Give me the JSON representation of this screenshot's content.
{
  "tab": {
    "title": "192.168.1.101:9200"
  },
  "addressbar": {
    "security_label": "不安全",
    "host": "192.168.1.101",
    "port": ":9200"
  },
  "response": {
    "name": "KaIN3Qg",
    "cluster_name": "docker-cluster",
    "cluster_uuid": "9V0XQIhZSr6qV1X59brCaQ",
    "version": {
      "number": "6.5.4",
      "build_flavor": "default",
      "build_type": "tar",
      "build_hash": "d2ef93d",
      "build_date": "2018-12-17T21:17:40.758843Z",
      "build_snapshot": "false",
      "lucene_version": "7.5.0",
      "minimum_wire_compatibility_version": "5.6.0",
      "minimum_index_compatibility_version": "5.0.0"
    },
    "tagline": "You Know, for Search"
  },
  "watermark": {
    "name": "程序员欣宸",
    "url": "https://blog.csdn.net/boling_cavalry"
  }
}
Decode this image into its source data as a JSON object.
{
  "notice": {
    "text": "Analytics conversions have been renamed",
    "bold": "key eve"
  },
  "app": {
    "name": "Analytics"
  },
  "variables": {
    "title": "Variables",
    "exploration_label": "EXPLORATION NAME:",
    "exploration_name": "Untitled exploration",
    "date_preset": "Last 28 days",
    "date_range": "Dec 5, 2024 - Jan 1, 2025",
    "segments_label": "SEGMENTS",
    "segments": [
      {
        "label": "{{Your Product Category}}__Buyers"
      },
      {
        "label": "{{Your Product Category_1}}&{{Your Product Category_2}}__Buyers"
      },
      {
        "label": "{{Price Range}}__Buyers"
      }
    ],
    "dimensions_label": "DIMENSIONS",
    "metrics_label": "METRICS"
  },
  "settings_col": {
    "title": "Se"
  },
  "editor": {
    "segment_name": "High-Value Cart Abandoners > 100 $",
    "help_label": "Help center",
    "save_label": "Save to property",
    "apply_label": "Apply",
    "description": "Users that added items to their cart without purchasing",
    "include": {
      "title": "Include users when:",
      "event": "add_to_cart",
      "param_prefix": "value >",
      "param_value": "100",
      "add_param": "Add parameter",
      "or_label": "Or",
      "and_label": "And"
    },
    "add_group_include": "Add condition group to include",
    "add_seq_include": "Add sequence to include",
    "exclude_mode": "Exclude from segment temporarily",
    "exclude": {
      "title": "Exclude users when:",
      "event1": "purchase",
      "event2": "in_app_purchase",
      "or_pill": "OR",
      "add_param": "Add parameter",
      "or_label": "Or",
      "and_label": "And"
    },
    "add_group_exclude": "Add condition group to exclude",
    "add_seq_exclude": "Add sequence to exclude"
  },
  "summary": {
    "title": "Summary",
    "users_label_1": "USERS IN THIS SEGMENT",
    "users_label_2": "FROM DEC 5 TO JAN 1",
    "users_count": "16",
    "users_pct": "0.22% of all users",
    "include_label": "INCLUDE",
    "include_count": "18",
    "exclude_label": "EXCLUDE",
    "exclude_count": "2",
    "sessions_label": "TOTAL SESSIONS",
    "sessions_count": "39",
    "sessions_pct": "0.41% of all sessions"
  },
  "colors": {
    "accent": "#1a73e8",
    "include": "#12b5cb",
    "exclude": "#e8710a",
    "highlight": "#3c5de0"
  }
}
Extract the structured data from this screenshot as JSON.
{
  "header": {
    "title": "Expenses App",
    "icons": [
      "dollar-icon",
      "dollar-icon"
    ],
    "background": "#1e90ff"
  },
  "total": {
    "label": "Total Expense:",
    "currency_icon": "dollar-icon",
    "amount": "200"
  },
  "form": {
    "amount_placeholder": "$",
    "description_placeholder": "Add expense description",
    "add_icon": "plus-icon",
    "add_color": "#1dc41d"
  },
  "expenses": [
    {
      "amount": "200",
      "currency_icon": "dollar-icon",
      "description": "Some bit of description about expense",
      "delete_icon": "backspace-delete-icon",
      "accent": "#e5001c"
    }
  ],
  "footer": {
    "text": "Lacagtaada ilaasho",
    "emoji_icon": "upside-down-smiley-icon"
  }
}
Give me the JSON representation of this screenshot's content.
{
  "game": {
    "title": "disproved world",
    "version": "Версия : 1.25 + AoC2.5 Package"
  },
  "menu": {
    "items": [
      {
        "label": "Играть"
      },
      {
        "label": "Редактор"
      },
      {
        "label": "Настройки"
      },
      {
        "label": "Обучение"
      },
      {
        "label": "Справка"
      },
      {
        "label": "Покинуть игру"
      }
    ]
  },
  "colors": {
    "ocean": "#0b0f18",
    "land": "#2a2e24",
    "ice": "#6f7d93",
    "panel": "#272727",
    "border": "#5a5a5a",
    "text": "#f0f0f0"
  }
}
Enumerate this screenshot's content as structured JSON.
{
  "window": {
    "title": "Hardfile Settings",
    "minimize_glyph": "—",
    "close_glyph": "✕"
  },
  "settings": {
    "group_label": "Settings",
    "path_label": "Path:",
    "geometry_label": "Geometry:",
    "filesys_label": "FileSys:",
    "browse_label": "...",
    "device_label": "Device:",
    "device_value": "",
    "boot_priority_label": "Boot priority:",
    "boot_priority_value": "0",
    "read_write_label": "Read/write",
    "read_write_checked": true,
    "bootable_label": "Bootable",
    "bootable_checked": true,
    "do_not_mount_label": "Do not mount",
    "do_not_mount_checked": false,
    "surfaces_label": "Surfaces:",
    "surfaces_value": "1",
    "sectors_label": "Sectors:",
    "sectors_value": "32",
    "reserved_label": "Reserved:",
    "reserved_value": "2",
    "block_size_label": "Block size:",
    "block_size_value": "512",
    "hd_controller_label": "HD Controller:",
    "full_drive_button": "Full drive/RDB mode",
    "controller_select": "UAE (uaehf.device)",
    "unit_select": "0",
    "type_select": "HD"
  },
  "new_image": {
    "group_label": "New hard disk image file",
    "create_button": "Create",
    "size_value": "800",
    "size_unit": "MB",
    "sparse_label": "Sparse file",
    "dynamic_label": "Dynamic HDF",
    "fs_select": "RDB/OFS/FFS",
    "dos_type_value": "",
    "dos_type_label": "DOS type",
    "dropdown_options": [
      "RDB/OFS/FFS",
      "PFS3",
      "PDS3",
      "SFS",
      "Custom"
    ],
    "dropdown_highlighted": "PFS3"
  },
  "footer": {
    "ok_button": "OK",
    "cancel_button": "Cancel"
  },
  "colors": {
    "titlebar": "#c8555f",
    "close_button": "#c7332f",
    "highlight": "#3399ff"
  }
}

------

--- EXERCISE ---
Extract all lines of the records above that include "screenshot".

--- FINISHED TASK ---
Give me the JSON representation of this screenshot's content.
Extract the structured data from this screenshot as JSON.
Give me the JSON representation of this screenshot's content.
Enumerate this screenshot's content as structured JSON.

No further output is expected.